— start of Material provided —
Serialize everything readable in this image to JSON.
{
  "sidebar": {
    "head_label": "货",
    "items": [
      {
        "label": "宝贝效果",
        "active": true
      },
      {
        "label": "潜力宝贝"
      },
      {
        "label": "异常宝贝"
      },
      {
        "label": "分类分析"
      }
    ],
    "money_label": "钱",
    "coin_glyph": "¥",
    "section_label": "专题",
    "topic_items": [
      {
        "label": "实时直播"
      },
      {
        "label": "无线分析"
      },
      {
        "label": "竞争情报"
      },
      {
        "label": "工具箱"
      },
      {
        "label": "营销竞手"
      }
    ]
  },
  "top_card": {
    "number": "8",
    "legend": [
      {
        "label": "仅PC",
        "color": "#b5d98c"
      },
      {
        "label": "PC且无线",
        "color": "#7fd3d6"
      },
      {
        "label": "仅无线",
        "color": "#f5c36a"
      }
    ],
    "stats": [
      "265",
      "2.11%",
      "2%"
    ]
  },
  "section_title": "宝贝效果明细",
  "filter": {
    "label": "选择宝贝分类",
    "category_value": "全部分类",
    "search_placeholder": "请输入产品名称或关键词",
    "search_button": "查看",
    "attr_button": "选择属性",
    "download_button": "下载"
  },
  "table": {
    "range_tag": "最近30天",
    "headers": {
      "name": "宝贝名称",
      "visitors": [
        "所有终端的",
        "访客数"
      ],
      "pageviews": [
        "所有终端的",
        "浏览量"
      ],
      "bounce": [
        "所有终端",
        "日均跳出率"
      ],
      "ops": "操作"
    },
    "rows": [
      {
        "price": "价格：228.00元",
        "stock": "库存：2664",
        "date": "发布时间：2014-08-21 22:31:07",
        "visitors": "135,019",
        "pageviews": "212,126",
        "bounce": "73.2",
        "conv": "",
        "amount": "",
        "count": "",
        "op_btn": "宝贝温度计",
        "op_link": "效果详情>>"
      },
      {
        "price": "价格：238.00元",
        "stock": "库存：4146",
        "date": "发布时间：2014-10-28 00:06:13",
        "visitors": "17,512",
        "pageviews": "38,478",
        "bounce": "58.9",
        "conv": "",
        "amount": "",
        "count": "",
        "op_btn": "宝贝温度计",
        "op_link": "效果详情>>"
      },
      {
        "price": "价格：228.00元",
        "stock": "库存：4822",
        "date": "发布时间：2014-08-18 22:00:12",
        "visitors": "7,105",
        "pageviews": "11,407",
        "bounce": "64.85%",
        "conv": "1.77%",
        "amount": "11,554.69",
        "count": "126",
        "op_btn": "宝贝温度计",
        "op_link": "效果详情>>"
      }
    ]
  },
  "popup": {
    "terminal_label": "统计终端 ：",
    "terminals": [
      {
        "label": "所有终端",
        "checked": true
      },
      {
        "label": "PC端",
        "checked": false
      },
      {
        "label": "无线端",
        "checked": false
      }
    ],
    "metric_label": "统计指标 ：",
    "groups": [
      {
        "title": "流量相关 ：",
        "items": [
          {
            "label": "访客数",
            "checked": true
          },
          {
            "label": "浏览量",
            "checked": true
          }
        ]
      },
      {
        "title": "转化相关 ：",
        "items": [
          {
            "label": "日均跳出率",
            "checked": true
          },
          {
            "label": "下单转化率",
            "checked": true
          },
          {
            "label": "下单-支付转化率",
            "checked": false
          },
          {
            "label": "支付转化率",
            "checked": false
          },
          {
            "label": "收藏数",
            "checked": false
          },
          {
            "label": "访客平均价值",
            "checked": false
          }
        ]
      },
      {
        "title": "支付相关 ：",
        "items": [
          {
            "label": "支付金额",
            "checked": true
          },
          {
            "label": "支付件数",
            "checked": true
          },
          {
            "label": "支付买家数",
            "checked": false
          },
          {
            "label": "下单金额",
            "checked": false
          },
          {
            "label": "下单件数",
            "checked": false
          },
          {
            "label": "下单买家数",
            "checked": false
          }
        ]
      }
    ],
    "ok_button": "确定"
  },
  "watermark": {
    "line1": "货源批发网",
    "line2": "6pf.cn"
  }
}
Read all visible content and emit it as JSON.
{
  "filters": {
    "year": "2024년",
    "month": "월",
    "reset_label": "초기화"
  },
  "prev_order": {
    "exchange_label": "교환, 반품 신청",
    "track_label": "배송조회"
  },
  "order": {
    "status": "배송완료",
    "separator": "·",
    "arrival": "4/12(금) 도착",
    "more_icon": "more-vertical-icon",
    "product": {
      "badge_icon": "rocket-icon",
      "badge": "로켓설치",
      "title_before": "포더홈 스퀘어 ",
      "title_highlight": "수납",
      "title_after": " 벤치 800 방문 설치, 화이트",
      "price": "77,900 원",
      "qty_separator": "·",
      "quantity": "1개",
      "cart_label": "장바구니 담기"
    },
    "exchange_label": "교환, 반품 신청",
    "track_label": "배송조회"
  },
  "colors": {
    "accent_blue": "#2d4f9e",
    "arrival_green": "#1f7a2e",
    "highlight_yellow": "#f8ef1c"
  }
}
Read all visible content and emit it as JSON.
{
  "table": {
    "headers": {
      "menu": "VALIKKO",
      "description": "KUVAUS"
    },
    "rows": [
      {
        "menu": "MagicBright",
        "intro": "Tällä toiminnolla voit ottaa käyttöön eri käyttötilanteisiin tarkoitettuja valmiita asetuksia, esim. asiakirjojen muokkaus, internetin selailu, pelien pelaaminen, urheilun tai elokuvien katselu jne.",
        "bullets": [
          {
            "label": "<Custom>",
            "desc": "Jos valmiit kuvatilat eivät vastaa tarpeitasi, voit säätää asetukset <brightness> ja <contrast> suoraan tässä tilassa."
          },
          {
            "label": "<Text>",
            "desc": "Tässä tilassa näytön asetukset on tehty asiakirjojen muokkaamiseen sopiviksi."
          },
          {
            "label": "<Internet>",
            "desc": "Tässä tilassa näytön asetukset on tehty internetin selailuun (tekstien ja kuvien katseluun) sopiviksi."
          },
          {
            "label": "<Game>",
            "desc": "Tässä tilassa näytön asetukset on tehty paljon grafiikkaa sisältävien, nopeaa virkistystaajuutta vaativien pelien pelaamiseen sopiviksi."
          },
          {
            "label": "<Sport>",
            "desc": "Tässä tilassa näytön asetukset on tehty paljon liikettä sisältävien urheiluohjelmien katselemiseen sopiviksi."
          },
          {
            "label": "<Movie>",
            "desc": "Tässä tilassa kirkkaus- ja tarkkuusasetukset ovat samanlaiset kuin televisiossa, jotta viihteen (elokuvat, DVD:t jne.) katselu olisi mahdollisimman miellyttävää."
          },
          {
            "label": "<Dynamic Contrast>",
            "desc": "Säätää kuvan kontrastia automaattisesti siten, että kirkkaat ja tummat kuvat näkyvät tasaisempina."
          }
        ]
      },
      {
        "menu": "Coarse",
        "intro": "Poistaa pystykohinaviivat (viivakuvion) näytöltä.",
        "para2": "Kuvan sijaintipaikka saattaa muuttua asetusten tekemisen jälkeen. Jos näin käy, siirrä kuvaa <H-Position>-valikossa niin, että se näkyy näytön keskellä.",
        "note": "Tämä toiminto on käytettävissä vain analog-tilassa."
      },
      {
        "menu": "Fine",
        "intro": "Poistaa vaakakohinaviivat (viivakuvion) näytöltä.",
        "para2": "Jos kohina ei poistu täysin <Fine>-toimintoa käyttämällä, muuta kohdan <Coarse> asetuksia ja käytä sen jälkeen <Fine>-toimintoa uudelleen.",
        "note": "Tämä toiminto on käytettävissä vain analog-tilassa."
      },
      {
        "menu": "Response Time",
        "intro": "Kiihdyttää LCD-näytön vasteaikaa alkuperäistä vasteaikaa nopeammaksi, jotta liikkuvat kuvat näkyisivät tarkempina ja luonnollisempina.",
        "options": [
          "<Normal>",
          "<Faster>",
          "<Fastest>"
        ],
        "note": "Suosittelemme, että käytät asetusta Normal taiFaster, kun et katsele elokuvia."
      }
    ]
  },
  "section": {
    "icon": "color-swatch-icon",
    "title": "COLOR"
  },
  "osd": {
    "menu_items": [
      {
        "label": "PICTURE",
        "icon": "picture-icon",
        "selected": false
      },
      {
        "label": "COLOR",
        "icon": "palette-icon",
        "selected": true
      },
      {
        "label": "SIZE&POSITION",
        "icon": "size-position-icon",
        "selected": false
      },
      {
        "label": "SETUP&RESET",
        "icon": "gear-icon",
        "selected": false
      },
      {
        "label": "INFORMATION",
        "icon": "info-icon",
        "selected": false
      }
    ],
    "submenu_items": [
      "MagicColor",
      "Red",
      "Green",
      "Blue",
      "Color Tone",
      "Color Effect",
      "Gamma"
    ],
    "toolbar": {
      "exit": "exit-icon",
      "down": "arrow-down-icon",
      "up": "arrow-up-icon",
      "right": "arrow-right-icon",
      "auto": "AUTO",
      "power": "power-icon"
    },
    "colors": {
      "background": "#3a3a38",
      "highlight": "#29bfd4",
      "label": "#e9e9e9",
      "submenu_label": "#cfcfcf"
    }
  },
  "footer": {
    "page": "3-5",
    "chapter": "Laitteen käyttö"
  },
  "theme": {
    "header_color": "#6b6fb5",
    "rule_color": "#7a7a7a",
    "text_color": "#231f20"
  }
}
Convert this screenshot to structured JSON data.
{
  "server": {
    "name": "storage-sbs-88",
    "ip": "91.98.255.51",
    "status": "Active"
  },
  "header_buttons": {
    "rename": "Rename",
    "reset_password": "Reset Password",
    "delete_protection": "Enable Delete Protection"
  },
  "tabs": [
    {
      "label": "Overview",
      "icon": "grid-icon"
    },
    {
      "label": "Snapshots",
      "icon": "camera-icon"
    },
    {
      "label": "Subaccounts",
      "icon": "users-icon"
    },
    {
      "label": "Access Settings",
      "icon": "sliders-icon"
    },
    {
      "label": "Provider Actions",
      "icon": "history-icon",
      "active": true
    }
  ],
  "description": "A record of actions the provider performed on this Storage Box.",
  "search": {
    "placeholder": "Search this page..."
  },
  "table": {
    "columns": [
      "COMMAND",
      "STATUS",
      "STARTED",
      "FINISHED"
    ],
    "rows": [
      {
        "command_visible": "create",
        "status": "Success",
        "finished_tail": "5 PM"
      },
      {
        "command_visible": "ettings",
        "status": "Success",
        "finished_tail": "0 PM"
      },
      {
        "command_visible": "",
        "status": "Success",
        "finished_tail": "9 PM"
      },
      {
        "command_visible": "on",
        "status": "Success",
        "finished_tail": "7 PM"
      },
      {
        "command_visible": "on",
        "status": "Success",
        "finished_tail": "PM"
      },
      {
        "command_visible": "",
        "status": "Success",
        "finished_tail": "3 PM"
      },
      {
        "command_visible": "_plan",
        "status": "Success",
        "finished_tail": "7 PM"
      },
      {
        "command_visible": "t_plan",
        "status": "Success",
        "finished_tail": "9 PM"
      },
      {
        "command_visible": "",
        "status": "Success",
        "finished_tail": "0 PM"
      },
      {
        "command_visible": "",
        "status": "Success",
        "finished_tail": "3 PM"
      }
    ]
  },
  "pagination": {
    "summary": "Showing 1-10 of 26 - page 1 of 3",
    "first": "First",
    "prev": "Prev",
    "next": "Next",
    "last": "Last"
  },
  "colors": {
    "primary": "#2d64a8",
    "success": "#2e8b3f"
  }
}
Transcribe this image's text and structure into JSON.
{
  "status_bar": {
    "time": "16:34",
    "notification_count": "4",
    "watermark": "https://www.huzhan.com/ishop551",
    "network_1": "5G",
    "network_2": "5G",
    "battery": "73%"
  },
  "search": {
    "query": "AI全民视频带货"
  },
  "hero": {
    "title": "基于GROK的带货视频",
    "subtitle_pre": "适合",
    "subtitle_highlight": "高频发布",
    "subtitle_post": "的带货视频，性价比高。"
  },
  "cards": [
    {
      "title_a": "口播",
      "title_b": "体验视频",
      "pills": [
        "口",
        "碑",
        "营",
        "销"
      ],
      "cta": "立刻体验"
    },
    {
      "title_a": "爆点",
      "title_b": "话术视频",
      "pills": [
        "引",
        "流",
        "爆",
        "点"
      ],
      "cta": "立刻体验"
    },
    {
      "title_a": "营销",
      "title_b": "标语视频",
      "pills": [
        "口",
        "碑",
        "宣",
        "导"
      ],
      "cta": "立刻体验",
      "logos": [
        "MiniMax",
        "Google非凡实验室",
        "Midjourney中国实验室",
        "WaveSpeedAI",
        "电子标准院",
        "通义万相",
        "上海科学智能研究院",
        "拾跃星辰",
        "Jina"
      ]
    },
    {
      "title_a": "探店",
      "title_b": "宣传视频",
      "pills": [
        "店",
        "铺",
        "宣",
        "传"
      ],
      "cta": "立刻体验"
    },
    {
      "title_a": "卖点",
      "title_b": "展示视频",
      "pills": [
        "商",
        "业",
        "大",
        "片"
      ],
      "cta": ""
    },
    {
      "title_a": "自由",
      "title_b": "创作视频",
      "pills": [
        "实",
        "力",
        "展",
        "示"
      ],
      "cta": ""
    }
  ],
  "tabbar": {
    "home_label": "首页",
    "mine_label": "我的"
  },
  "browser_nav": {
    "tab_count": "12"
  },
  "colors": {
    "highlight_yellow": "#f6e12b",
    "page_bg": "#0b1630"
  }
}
— end of Material provided —
▶ [Task to complete] Collect the lines of the data that carry the word "this".

▶ [Right answer]
Serialize everything readable in this image to JSON.
Convert this screenshot to structured JSON data.
  "description": "A record of actions the provider performed on this Storage Box.",
    "placeholder": "Search this page..."
Transcribe this image's text and structure into JSON.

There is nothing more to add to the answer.